* _TASK TO CARRY OUT_
Transcribe the data that follows precisely, omitting nothing.
# start of THE INPUT
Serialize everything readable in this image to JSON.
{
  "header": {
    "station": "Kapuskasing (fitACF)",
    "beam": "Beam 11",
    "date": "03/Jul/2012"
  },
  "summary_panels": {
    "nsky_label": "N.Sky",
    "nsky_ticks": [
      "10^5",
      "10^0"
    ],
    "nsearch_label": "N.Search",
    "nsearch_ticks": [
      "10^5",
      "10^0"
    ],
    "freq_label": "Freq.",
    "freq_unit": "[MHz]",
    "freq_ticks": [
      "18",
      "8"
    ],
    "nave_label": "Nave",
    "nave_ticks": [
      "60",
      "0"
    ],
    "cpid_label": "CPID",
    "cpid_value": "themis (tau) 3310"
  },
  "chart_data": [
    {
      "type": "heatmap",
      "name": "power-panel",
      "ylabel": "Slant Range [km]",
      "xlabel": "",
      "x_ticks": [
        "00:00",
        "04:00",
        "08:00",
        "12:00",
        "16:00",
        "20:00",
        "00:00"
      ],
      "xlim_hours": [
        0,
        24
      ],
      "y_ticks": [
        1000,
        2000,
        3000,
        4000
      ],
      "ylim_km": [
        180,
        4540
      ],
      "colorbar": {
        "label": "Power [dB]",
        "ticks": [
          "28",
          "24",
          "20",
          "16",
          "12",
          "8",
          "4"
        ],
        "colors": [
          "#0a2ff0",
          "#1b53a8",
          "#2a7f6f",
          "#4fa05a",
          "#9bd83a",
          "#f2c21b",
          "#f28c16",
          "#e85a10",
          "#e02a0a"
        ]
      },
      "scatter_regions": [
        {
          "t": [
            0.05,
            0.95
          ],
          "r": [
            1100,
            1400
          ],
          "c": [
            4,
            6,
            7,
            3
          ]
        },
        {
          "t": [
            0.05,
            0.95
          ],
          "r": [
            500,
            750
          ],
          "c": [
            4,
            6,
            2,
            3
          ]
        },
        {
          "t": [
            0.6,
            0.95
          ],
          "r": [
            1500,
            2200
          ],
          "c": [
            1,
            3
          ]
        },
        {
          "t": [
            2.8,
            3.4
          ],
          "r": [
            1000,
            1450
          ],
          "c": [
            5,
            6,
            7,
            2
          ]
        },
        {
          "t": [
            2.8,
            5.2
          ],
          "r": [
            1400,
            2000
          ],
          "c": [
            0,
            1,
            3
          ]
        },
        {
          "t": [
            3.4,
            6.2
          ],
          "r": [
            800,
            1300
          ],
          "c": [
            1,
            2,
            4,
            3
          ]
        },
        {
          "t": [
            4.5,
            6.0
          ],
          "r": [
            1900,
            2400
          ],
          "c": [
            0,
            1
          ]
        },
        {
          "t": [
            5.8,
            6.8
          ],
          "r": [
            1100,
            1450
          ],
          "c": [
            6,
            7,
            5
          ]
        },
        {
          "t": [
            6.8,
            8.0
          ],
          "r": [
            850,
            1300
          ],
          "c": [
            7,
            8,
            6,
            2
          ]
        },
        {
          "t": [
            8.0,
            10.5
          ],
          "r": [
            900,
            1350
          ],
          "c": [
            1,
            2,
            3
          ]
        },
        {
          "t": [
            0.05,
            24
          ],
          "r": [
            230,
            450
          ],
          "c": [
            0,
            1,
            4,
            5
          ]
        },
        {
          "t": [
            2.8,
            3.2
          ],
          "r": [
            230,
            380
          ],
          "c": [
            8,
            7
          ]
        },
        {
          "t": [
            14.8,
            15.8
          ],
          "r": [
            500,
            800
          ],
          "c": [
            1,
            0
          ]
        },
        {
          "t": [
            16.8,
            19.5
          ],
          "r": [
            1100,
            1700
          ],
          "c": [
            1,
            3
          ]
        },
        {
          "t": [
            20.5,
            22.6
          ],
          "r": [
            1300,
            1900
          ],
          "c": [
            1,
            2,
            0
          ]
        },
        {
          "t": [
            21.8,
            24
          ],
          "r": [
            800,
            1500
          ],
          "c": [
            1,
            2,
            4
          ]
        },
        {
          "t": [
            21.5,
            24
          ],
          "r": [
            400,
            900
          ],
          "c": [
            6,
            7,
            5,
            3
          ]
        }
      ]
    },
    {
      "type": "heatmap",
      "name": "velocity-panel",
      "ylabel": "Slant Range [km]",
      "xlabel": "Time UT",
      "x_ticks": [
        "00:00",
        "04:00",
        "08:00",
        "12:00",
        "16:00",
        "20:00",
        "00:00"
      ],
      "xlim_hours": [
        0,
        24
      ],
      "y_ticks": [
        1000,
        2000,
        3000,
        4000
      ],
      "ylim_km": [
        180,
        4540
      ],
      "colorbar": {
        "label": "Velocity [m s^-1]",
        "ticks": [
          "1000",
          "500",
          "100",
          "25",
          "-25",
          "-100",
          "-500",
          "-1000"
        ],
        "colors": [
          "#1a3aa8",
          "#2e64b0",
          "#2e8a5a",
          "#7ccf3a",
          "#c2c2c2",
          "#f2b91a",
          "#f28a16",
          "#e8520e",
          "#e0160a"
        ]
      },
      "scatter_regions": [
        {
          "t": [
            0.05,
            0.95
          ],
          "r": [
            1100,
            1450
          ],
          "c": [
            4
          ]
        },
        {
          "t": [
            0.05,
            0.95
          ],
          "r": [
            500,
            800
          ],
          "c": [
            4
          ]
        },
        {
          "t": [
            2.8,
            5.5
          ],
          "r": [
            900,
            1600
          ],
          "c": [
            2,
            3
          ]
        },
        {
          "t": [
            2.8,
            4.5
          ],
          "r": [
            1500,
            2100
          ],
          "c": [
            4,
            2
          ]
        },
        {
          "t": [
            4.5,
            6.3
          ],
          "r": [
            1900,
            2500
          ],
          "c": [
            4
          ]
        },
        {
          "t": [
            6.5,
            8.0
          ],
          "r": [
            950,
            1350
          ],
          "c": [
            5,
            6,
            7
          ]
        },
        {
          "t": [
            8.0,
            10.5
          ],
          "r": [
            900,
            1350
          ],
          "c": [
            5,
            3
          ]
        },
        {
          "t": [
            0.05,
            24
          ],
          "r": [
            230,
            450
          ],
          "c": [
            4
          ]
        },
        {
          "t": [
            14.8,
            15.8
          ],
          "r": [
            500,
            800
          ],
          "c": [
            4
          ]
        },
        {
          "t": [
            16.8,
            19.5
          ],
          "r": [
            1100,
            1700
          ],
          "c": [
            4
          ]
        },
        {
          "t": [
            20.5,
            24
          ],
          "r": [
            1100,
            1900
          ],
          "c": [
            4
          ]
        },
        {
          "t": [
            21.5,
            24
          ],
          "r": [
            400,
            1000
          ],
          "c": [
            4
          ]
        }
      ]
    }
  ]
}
# end of THE INPUT
* _ANSWER TO THIS PROBLEM_
Serialize everything readable in this image to JSON.
{
  "header": {
    "station": "Kapuskasing (fitACF)",
    "beam": "Beam 11",
    "date": "03/Jul/2012"
  },
  "summary_panels": {
    "nsky_label": "N.Sky",
    "nsky_ticks": [
      "10^5",
      "10^0"
    ],
    "nsearch_label": "N.Search",
    "nsearch_ticks": [
      "10^5",
      "10^0"
    ],
    "freq_label": "Freq.",
    "freq_unit": "[MHz]",
    "freq_ticks": [
      "18",
      "8"
    ],
    "nave_label": "Nave",
    "nave_ticks": [
      "60",
      "0"
    ],
    "cpid_label": "CPID",
    "cpid_value": "themis (tau) 3310"
  },
  "chart_data": [
    {
      "type": "heatmap",
      "name": "power-panel",
      "ylabel": "Slant Range [km]",
      "xlabel": "",
      "x_ticks": [
        "00:00",
        "04:00",
        "08:00",
        "12:00",
        "16:00",
        "20:00",
        "00:00"
      ],
      "xlim_hours": [
        0,
        24
      ],
      "y_ticks": [
        1000,
        2000,
        3000,
        4000
      ],
      "ylim_km": [
        180,
        4540
      ],
      "colorbar": {
        "label": "Power [dB]",
        "ticks": [
          "28",
          "24",
          "20",
          "16",
          "12",
          "8",
          "4"
        ],
        "colors": [
          "#0a2ff0",
          "#1b53a8",
          "#2a7f6f",
          "#4fa05a",
          "#9bd83a",
          "#f2c21b",
          "#f28c16",
          "#e85a10",
          "#e02a0a"
        ]
      },
      "scatter_regions": [
        {
          "t": [
            0.05,
            0.95
          ],
          "r": [
            1100,
            1400
          ],
          "c": [
            4,
            6,
            7,
            3
          ]
        },
        {
          "t": [
            0.05,
            0.95
          ],
          "r": [
            500,
            750
          ],
          "c": [
            4,
            6,
            2,
            3
          ]
        },
        {
          "t": [
            0.6,
            0.95
          ],
          "r": [
            1500,
            2200
          ],
          "c": [
            1,
            3
          ]
        },
        {
          "t": [
            2.8,
            3.4
          ],
          "r": [
            1000,
            1450
          ],
          "c": [
            5,
            6,
            7,
            2
          ]
        },
        {
          "t": [
            2.8,
            5.2
          ],
          "r": [
            1400,
            2000
          ],
          "c": [
            0,
            1,
            3
          ]
        },
        {
          "t": [
            3.4,
            6.2
          ],
          "r": [
            800,
            1300
          ],
          "c": [
            1,
            2,
            4,
            3
          ]
        },
        {
          "t": [
            4.5,
            6.0
          ],
          "r": [
            1900,
            2400
          ],
          "c": [
            0,
            1
          ]
        },
        {
          "t": [
            5.8,
            6.8
          ],
          "r": [
            1100,
            1450
          ],
          "c": [
            6,
            7,
            5
          ]
        },
        {
          "t": [
            6.8,
            8.0
          ],
          "r": [
            850,
            1300
          ],
          "c": [
            7,
            8,
            6,
            2
          ]
        },
        {
          "t": [
            8.0,
            10.5
          ],
          "r": [
            900,
            1350
          ],
          "c": [
            1,
            2,
            3
          ]
        },
        {
          "t": [
            0.05,
            24
          ],
          "r": [
            230,
            450
          ],
          "c": [
            0,
            1,
            4,
            5
          ]
        },
        {
          "t": [
            2.8,
            3.2
          ],
          "r": [
            230,
            380
          ],
          "c": [
            8,
            7
          ]
        },
        {
          "t": [
            14.8,
            15.8
          ],
          "r": [
            500,
            800
          ],
          "c": [
            1,
            0
          ]
        },
        {
          "t": [
            16.8,
            19.5
          ],
          "r": [
            1100,
            1700
          ],
          "c": [
            1,
            3
          ]
        },
        {
          "t": [
            20.5,
            22.6
          ],
          "r": [
            1300,
            1900
          ],
          "c": [
            1,
            2,
            0
          ]
        },
        {
          "t": [
            21.8,
            24
          ],
          "r": [
            800,
            1500
          ],
          "c": [
            1,
            2,
            4
          ]
        },
        {
          "t": [
            21.5,
            24
          ],
          "r": [
            400,
            900
          ],
          "c": [
            6,
            7,
            5,
            3
          ]
        }
      ]
    },
    {
      "type": "heatmap",
      "name": "velocity-panel",
      "ylabel": "Slant Range [km]",
      "xlabel": "Time UT",
      "x_ticks": [
        "00:00",
        "04:00",
        "08:00",
        "12:00",
        "16:00",
        "20:00",
        "00:00"
      ],
      "xlim_hours": [
        0,
        24
      ],
      "y_ticks": [
        1000,
        2000,
        3000,
        4000
      ],
      "ylim_km": [
        180,
        4540
      ],
      "colorbar": {
        "label": "Velocity [m s^-1]",
        "ticks": [
          "1000",
          "500",
          "100",
          "25",
          "-25",
          "-100",
          "-500",
          "-1000"
        ],
        "colors": [
          "#1a3aa8",
          "#2e64b0",
          "#2e8a5a",
          "#7ccf3a",
          "#c2c2c2",
          "#f2b91a",
          "#f28a16",
          "#e8520e",
          "#e0160a"
        ]
      },
      "scatter_regions": [
        {
          "t": [
            0.05,
            0.95
          ],
          "r": [
            1100,
            1450
          ],
          "c": [
            4
          ]
        },
        {
          "t": [
            0.05,
            0.95
          ],
          "r": [
            500,
            800
          ],
          "c": [
            4
          ]
        },
        {
          "t": [
            2.8,
            5.5
          ],
          "r": [
            900,
            1600
          ],
          "c": [
            2,
            3
          ]
        },
        {
          "t": [
            2.8,
            4.5
          ],
          "r": [
            1500,
            2100
          ],
          "c": [
            4,
            2
          ]
        },
        {
          "t": [
            4.5,
            6.3
          ],
          "r": [
            1900,
            2500
          ],
          "c": [
            4
          ]
        },
        {
          "t": [
            6.5,
            8.0
          ],
          "r": [
            950,
            1350
          ],
          "c": [
            5,
            6,
            7
          ]
        },
        {
          "t": [
            8.0,
            10.5
          ],
          "r": [
            900,
            1350
          ],
          "c": [
            5,
            3
          ]
        },
        {
          "t": [
            0.05,
            24
          ],
          "r": [
            230,
            450
          ],
          "c": [
            4
          ]
        },
        {
          "t": [
            14.8,
            15.8
          ],
          "r": [
            500,
            800
          ],
          "c": [
            4
          ]
        },
        {
          "t": [
            16.8,
            19.5
          ],
          "r": [
            1100,
            1700
          ],
          "c": [
            4
          ]
        },
        {
          "t": [
            20.5,
            24
          ],
          "r": [
            1100,
            1900
          ],
          "c": [
            4
          ]
        },
        {
          "t": [
            21.5,
            24
          ],
          "r": [
            400,
            1000
          ],
          "c": [
            4
          ]
        }
      ]
    }
  ]
}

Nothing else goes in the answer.